__Data for the task__
-- start --

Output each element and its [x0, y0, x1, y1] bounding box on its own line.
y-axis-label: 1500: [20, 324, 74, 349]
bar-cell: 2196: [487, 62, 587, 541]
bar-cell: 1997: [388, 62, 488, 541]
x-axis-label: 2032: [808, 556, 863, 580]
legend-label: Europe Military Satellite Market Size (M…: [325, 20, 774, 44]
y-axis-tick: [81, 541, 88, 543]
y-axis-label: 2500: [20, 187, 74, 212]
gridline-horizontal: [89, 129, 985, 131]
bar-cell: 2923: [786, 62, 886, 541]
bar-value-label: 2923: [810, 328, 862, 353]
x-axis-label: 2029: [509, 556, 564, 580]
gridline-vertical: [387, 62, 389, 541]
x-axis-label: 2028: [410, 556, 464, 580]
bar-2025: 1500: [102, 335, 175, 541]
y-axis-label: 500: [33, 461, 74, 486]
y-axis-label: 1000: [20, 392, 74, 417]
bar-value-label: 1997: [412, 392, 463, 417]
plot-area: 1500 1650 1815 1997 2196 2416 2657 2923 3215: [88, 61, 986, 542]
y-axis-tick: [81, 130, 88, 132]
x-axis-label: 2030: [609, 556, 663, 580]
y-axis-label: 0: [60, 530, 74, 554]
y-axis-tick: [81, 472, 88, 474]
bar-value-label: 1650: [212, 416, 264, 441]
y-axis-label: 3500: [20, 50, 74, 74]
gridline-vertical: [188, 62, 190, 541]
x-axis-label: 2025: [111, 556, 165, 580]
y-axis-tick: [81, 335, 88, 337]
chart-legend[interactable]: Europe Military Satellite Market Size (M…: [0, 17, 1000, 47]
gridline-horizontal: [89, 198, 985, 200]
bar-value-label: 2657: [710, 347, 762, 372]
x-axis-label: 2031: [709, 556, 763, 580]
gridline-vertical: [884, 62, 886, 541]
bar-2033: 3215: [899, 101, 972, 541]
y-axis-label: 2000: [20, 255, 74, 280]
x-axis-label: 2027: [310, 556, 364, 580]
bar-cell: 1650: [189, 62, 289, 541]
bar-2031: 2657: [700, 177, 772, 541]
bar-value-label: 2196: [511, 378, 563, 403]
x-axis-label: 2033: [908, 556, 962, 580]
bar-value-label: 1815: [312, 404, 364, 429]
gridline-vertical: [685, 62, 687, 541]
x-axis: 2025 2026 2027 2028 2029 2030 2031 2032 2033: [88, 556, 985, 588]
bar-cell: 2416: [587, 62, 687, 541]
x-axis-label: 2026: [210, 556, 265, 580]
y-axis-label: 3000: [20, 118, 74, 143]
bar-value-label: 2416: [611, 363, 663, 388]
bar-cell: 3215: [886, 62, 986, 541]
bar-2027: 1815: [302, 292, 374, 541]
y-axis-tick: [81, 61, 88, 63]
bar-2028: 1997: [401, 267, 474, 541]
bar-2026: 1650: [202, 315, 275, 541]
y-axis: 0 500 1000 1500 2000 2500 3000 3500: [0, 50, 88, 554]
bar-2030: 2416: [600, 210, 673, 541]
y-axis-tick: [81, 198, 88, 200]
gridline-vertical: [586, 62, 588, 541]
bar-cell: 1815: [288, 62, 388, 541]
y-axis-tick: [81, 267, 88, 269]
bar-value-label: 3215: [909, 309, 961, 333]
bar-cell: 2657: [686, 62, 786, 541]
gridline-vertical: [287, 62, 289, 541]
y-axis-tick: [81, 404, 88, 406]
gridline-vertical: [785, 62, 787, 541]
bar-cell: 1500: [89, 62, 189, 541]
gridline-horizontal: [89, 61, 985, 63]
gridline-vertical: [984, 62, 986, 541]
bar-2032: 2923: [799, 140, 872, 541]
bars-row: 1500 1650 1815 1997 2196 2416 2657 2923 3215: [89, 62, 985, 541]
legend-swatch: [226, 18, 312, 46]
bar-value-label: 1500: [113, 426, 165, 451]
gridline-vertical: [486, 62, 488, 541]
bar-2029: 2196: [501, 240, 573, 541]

-- end --

__Directions__
Rewrite the entries above, starting at the first one and ending at the one containing "y-axis-label: 0: [60, 530, 74, 554]", replacing "bar-value-label" with "value-label" and keeping everything else the same.

__Output below__
Output each element and its [x0, y0, x1, y1] bounding box on its own line.
y-axis-label: 1500: [20, 324, 74, 349]
bar-cell: 2196: [487, 62, 587, 541]
bar-cell: 1997: [388, 62, 488, 541]
x-axis-label: 2032: [808, 556, 863, 580]
legend-label: Europe Military Satellite Market Size (M…: [325, 20, 774, 44]
y-axis-tick: [81, 541, 88, 543]
y-axis-label: 2500: [20, 187, 74, 212]
gridline-horizontal: [89, 129, 985, 131]
bar-cell: 2923: [786, 62, 886, 541]
value-label: 2923: [810, 328, 862, 353]
x-axis-label: 2029: [509, 556, 564, 580]
gridline-vertical: [387, 62, 389, 541]
x-axis-label: 2028: [410, 556, 464, 580]
bar-2025: 1500: [102, 335, 175, 541]
y-axis-label: 500: [33, 461, 74, 486]
y-axis-label: 1000: [20, 392, 74, 417]
value-label: 1997: [412, 392, 463, 417]
plot-area: 1500 1650 1815 1997 2196 2416 2657 2923 3215: [88, 61, 986, 542]
y-axis-tick: [81, 130, 88, 132]
x-axis-label: 2030: [609, 556, 663, 580]
y-axis-label: 0: [60, 530, 74, 554]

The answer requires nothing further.